Supplied material:
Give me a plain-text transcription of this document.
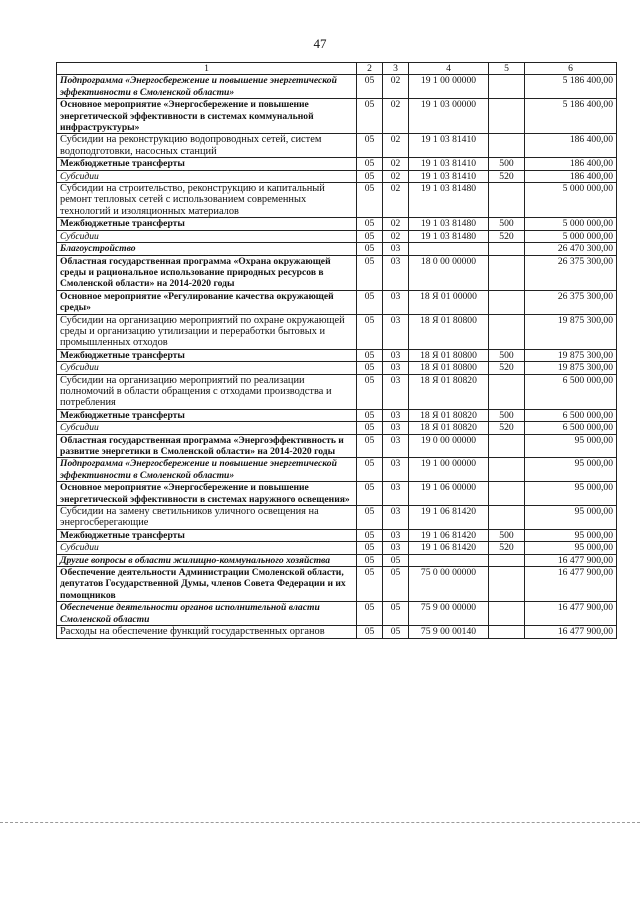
47
1	2	3	4	5	6
Подпрограмма «Энергосбережение и повышение энергетической эффективности в Смоленской области»	05	02	19 1 00 00000		5 186 400,00
Основное мероприятие «Энергосбережение и повышение энергетической эффективности в системах коммунальной инфраструктуры»	05	02	19 1 03 00000		5 186 400,00
Субсидии на реконструкцию водопроводных сетей, систем водоподготовки, насосных станций	05	02	19 1 03 81410		186 400,00
Межбюджетные трансферты	05	02	19 1 03 81410	500	186 400,00
Субсидии	05	02	19 1 03 81410	520	186 400,00
Субсидии на строительство, реконструкцию и капитальный ремонт тепловых сетей с использованием современных технологий и изоляционных материалов	05	02	19 1 03 81480		5 000 000,00
Межбюджетные трансферты	05	02	19 1 03 81480	500	5 000 000,00
Субсидии	05	02	19 1 03 81480	520	5 000 000,00
Благоустройство	05	03			26 470 300,00
Областная государственная программа «Охрана окружающей среды и рациональное использование природных ресурсов в Смоленской области» на 2014-2020 годы	05	03	18 0 00 00000		26 375 300,00
Основное мероприятие «Регулирование качества окружающей среды»	05	03	18 Я 01 00000		26 375 300,00
Субсидии на организацию мероприятий по охране окружающей среды и организацию утилизации и переработки бытовых и промышленных отходов	05	03	18 Я 01 80800		19 875 300,00
Межбюджетные трансферты	05	03	18 Я 01 80800	500	19 875 300,00
Субсидии	05	03	18 Я 01 80800	520	19 875 300,00
Субсидии на организацию мероприятий по реализации полномочий в области обращения с отходами производства и потребления	05	03	18 Я 01 80820		6 500 000,00
Межбюджетные трансферты	05	03	18 Я 01 80820	500	6 500 000,00
Субсидии	05	03	18 Я 01 80820	520	6 500 000,00
Областная государственная программа «Энергоэффективность и развитие энергетики в Смоленской области» на 2014-2020 годы	05	03	19 0 00 00000		95 000,00
Подпрограмма «Энергосбережение и повышение энергетической эффективности в Смоленской области»	05	03	19 1 00 00000		95 000,00
Основное мероприятие «Энергосбережение и повышение энергетической эффективности в системах наружного освещения»	05	03	19 1 06 00000		95 000,00
Субсидии на замену светильников уличного освещения на энергосберегающие	05	03	19 1 06 81420		95 000,00
Межбюджетные трансферты	05	03	19 1 06 81420	500	95 000,00
Субсидии	05	03	19 1 06 81420	520	95 000,00
Другие вопросы в области жилищно-коммунального хозяйства	05	05			16 477 900,00
Обеспечение деятельности Администрации Смоленской области, депутатов Государственной Думы, членов Совета Федерации и их помощников	05	05	75 0 00 00000		16 477 900,00
Обеспечение деятельности органов исполнительной власти Смоленской области	05	05	75 9 00 00000		16 477 900,00
Расходы на обеспечение функций государственных органов	05	05	75 9 00 00140		16 477 900,00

The request: All of the records above must be copied exactly, except for the pictures.

Response:
Give me a plain-text transcription of this document.
47
1	2	3	4	5	6
Подпрограмма «Энергосбережение и повышение энергетической эффективности в Смоленской области»	05	02	19 1 00 00000		5 186 400,00
Основное мероприятие «Энергосбережение и повышение энергетической эффективности в системах коммунальной инфраструктуры»	05	02	19 1 03 00000		5 186 400,00
Субсидии на реконструкцию водопроводных сетей, систем водоподготовки, насосных станций	05	02	19 1 03 81410		186 400,00
Межбюджетные трансферты	05	02	19 1 03 81410	500	186 400,00
Субсидии	05	02	19 1 03 81410	520	186 400,00
Субсидии на строительство, реконструкцию и капитальный ремонт тепловых сетей с использованием современных технологий и изоляционных материалов	05	02	19 1 03 81480		5 000 000,00
Межбюджетные трансферты	05	02	19 1 03 81480	500	5 000 000,00
Субсидии	05	02	19 1 03 81480	520	5 000 000,00
Благоустройство	05	03			26 470 300,00
Областная государственная программа «Охрана окружающей среды и рациональное использование природных ресурсов в Смоленской области» на 2014-2020 годы	05	03	18 0 00 00000		26 375 300,00
Основное мероприятие «Регулирование качества окружающей среды»	05	03	18 Я 01 00000		26 375 300,00
Субсидии на организацию мероприятий по охране окружающей среды и организацию утилизации и переработки бытовых и промышленных отходов	05	03	18 Я 01 80800		19 875 300,00
Межбюджетные трансферты	05	03	18 Я 01 80800	500	19 875 300,00
Субсидии	05	03	18 Я 01 80800	520	19 875 300,00
Субсидии на организацию мероприятий по реализации полномочий в области обращения с отходами производства и потребления	05	03	18 Я 01 80820		6 500 000,00
Межбюджетные трансферты	05	03	18 Я 01 80820	500	6 500 000,00
Субсидии	05	03	18 Я 01 80820	520	6 500 000,00
Областная государственная программа «Энергоэффективность и развитие энергетики в Смоленской области» на 2014-2020 годы	05	03	19 0 00 00000		95 000,00
Подпрограмма «Энергосбережение и повышение энергетической эффективности в Смоленской области»	05	03	19 1 00 00000		95 000,00
Основное мероприятие «Энергосбережение и повышение энергетической эффективности в системах наружного освещения»	05	03	19 1 06 00000		95 000,00
Субсидии на замену светильников уличного освещения на энергосберегающие	05	03	19 1 06 81420		95 000,00
Межбюджетные трансферты	05	03	19 1 06 81420	500	95 000,00
Субсидии	05	03	19 1 06 81420	520	95 000,00
Другие вопросы в области жилищно-коммунального хозяйства	05	05			16 477 900,00
Обеспечение деятельности Администрации Смоленской области, депутатов Государственной Думы, членов Совета Федерации и их помощников	05	05	75 0 00 00000		16 477 900,00
Обеспечение деятельности органов исполнительной власти Смоленской области	05	05	75 9 00 00000		16 477 900,00
Расходы на обеспечение функций государственных органов	05	05	75 9 00 00140		16 477 900,00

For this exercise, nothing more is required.